▸ **SET PROBLEM**
The entries below should be quoted exactly, with no pictures carried over.

▸ **STORED RECORDS**
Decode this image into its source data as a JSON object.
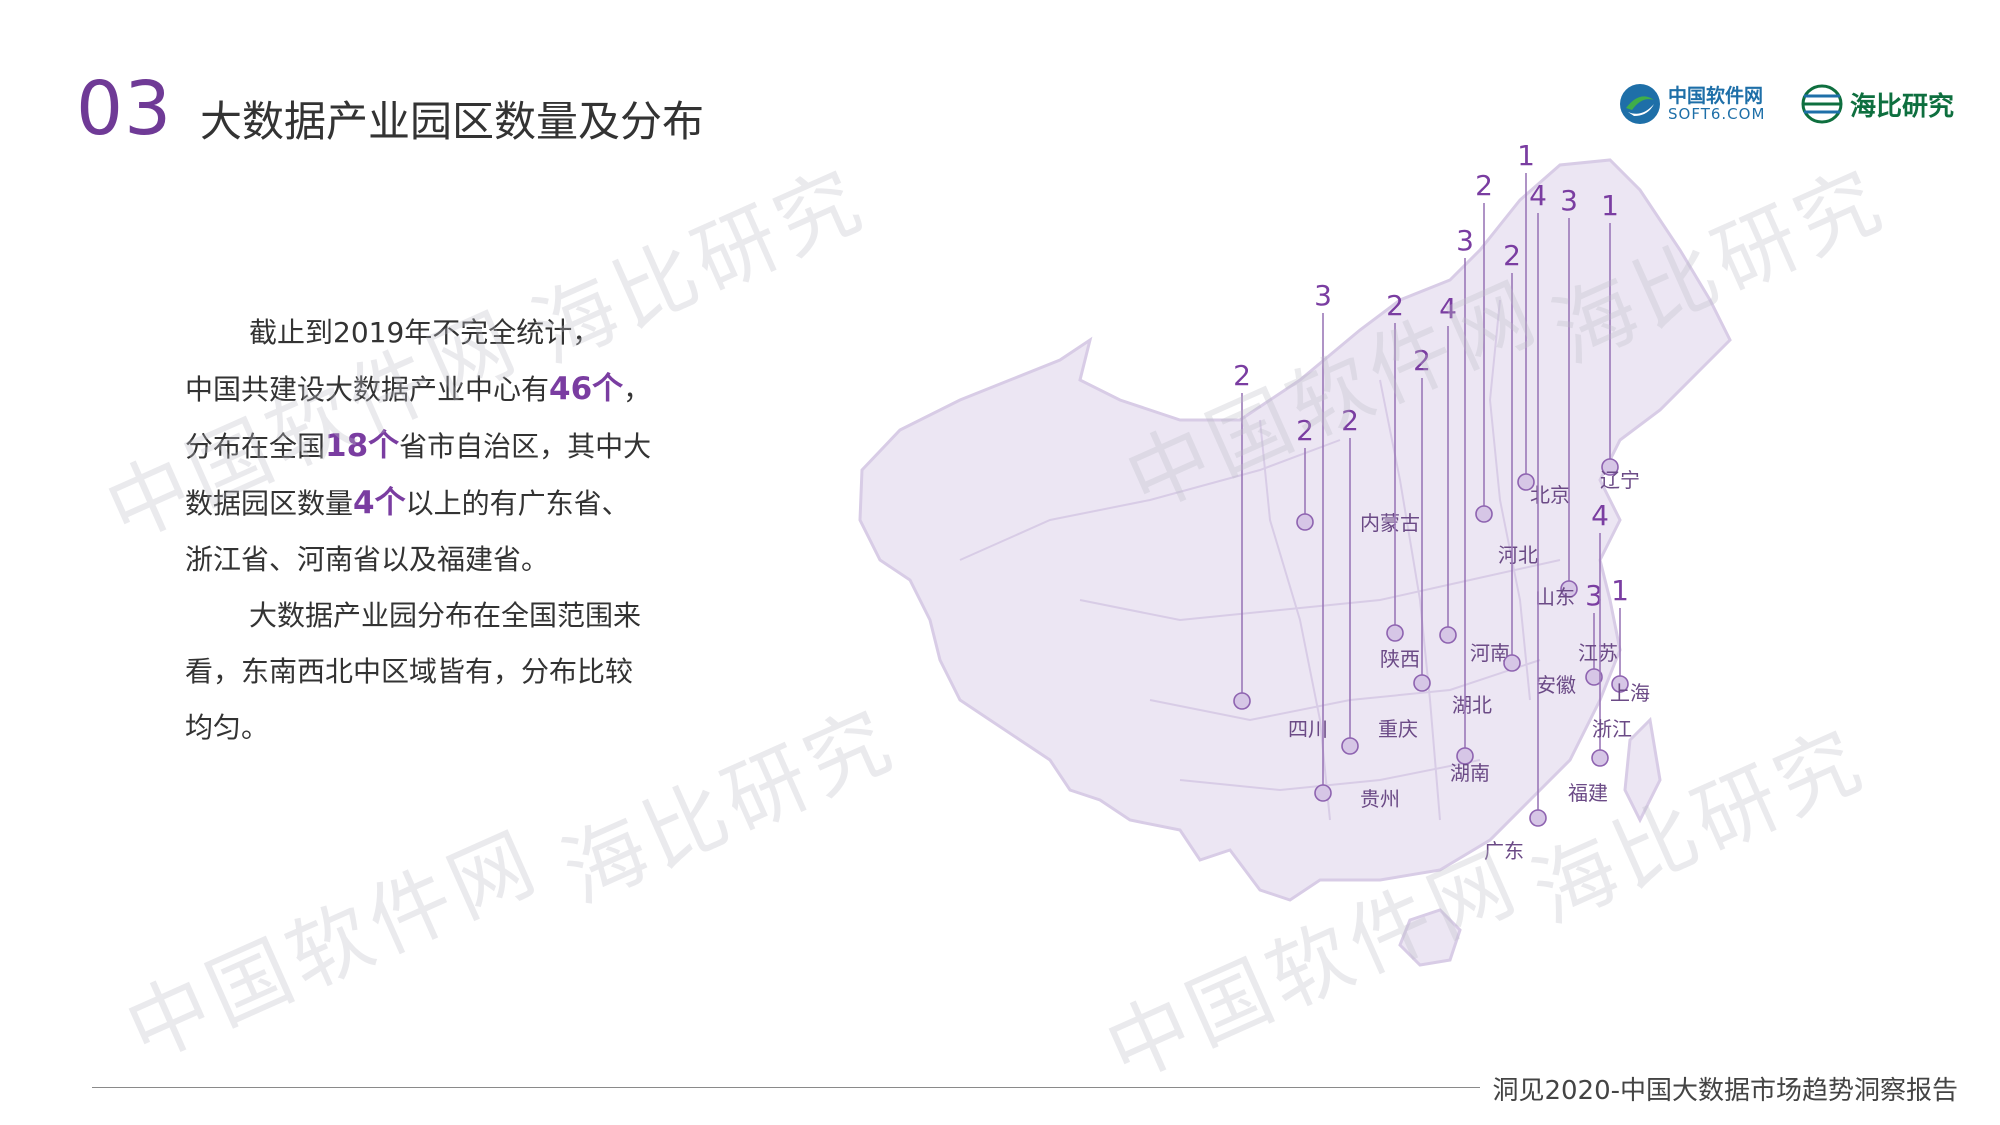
{
  "header": {
    "section_number": "03",
    "title": "大数据产业园区数量及分布"
  },
  "logos": {
    "soft6_cn": "中国软件网",
    "soft6_en": "SOFT6.COM",
    "haibi": "海比研究"
  },
  "body": {
    "p1_intro": "截止到2019年不完全统计，",
    "p1_a": "中国共建设大数据产业中心有",
    "p1_hl1": "46个",
    "p1_b": "，分布在全国",
    "p1_hl2": "18个",
    "p1_c": "省市自治区，其中大数据园区数量",
    "p1_hl3": "4个",
    "p1_d": "以上的有广东省、浙江省、河南省以及福建省。",
    "p2": "大数据产业园分布在全国范围来看，东南西北中区域皆有，分布比较均匀。"
  },
  "map_data": {
    "provinces": [
      {
        "name": "北京",
        "count": "1"
      },
      {
        "name": "辽宁",
        "count": "1"
      },
      {
        "name": "内蒙古",
        "count": "2"
      },
      {
        "name": "河北",
        "count": "2"
      },
      {
        "name": "山东",
        "count": "3"
      },
      {
        "name": "陕西",
        "count": "2"
      },
      {
        "name": "河南",
        "count": "4"
      },
      {
        "name": "安徽",
        "count": "2"
      },
      {
        "name": "江苏",
        "count": "3"
      },
      {
        "name": "上海",
        "count": "1"
      },
      {
        "name": "湖北",
        "count": "2"
      },
      {
        "name": "四川",
        "count": "2"
      },
      {
        "name": "重庆",
        "count": "2"
      },
      {
        "name": "浙江",
        "count": "4"
      },
      {
        "name": "湖南",
        "count": "3"
      },
      {
        "name": "贵州",
        "count": "3"
      },
      {
        "name": "福建",
        "count": "4"
      },
      {
        "name": "广东",
        "count": ""
      }
    ],
    "colors": {
      "accent": "#7a3da1",
      "map_fill": "#ece6f3",
      "map_stroke": "#d8cce6"
    }
  },
  "watermarks": [
    "中国软件网",
    "海比研究",
    "中国软件网",
    "海比研究",
    "中国软件网",
    "海比研究",
    "中国软件网",
    "海比研究"
  ],
  "footer": {
    "text": "洞见2020-中国大数据市场趋势洞察报告"
  }
}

▸ **RESULT FOR THIS EXERCISE**
Decode this image into its source data as a JSON object.
{
  "header": {
    "section_number": "03",
    "title": "大数据产业园区数量及分布"
  },
  "logos": {
    "soft6_cn": "中国软件网",
    "soft6_en": "SOFT6.COM",
    "haibi": "海比研究"
  },
  "body": {
    "p1_intro": "截止到2019年不完全统计，",
    "p1_a": "中国共建设大数据产业中心有",
    "p1_hl1": "46个",
    "p1_b": "，分布在全国",
    "p1_hl2": "18个",
    "p1_c": "省市自治区，其中大数据园区数量",
    "p1_hl3": "4个",
    "p1_d": "以上的有广东省、浙江省、河南省以及福建省。",
    "p2": "大数据产业园分布在全国范围来看，东南西北中区域皆有，分布比较均匀。"
  },
  "map_data": {
    "provinces": [
      {
        "name": "北京",
        "count": "1"
      },
      {
        "name": "辽宁",
        "count": "1"
      },
      {
        "name": "内蒙古",
        "count": "2"
      },
      {
        "name": "河北",
        "count": "2"
      },
      {
        "name": "山东",
        "count": "3"
      },
      {
        "name": "陕西",
        "count": "2"
      },
      {
        "name": "河南",
        "count": "4"
      },
      {
        "name": "安徽",
        "count": "2"
      },
      {
        "name": "江苏",
        "count": "3"
      },
      {
        "name": "上海",
        "count": "1"
      },
      {
        "name": "湖北",
        "count": "2"
      },
      {
        "name": "四川",
        "count": "2"
      },
      {
        "name": "重庆",
        "count": "2"
      },
      {
        "name": "浙江",
        "count": "4"
      },
      {
        "name": "湖南",
        "count": "3"
      },
      {
        "name": "贵州",
        "count": "3"
      },
      {
        "name": "福建",
        "count": "4"
      },
      {
        "name": "广东",
        "count": ""
      }
    ],
    "colors": {
      "accent": "#7a3da1",
      "map_fill": "#ece6f3",
      "map_stroke": "#d8cce6"
    }
  },
  "watermarks": [
    "中国软件网",
    "海比研究",
    "中国软件网",
    "海比研究",
    "中国软件网",
    "海比研究",
    "中国软件网",
    "海比研究"
  ],
  "footer": {
    "text": "洞见2020-中国大数据市场趋势洞察报告"
  }
}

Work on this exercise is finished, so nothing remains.